Saved entries
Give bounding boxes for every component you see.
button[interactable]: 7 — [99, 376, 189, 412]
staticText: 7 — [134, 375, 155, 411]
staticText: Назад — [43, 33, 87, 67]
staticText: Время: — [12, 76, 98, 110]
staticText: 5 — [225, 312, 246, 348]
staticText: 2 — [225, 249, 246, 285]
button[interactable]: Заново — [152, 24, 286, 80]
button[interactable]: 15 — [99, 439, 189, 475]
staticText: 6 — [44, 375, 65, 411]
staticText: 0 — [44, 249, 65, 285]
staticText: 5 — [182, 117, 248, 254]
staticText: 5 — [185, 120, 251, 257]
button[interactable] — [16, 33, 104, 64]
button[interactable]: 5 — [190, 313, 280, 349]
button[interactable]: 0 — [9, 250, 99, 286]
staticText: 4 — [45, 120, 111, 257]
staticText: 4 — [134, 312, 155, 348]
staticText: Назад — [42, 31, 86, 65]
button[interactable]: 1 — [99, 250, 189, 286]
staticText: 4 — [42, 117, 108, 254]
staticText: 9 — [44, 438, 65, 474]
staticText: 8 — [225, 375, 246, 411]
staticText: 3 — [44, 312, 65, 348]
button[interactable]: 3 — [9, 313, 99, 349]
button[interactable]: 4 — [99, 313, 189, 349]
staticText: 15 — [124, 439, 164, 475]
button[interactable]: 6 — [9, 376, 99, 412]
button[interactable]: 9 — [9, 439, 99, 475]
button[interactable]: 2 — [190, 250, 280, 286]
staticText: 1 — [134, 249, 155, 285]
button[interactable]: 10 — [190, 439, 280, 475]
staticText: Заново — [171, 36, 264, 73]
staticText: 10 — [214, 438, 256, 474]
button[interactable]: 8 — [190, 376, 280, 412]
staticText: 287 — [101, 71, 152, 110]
---
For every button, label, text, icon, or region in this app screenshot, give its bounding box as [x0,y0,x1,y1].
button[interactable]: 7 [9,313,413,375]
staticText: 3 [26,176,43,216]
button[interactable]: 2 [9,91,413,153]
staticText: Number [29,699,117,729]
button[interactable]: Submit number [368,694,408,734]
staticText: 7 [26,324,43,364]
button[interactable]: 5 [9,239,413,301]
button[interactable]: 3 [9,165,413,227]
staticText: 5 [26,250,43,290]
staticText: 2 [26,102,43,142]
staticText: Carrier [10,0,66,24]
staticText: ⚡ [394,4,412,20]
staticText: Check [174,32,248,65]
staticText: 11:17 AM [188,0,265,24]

> **TASK DIRECTIONS**: Render the lines from the one containing "Give bounding boxes" through the one containing "button[interactable]: 6 — [9, 376, 99, 412]", both included, as a numbered list, omitting any blank lines.

> **OUTPUT OF THE EXERCISE**:
1. Give bounding boxes for every component you see.
2. button[interactable]: 7 — [99, 376, 189, 412]
3. staticText: 7 — [134, 375, 155, 411]
4. staticText: Назад — [43, 33, 87, 67]
5. staticText: Время: — [12, 76, 98, 110]
6. staticText: 5 — [225, 312, 246, 348]
7. staticText: 2 — [225, 249, 246, 285]
8. button[interactable]: Заново — [152, 24, 286, 80]
9. button[interactable]: 15 — [99, 439, 189, 475]
10. staticText: 6 — [44, 375, 65, 411]
11. staticText: 0 — [44, 249, 65, 285]
12. staticText: 5 — [182, 117, 248, 254]
13. staticText: 5 — [185, 120, 251, 257]
14. button[interactable] — [16, 33, 104, 64]
15. button[interactable]: 5 — [190, 313, 280, 349]
16. button[interactable]: 0 — [9, 250, 99, 286]
17. staticText: 4 — [45, 120, 111, 257]
18. staticText: 4 — [134, 312, 155, 348]
19. staticText: Назад — [42, 31, 86, 65]
20. button[interactable]: 1 — [99, 250, 189, 286]
21. staticText: 4 — [42, 117, 108, 254]
22. staticText: 9 — [44, 438, 65, 474]
23. staticText: 8 — [225, 375, 246, 411]
24. staticText: 3 — [44, 312, 65, 348]
25. button[interactable]: 3 — [9, 313, 99, 349]
26. button[interactable]: 4 — [99, 313, 189, 349]
27. staticText: 15 — [124, 439, 164, 475]
28. button[interactable]: 6 — [9, 376, 99, 412]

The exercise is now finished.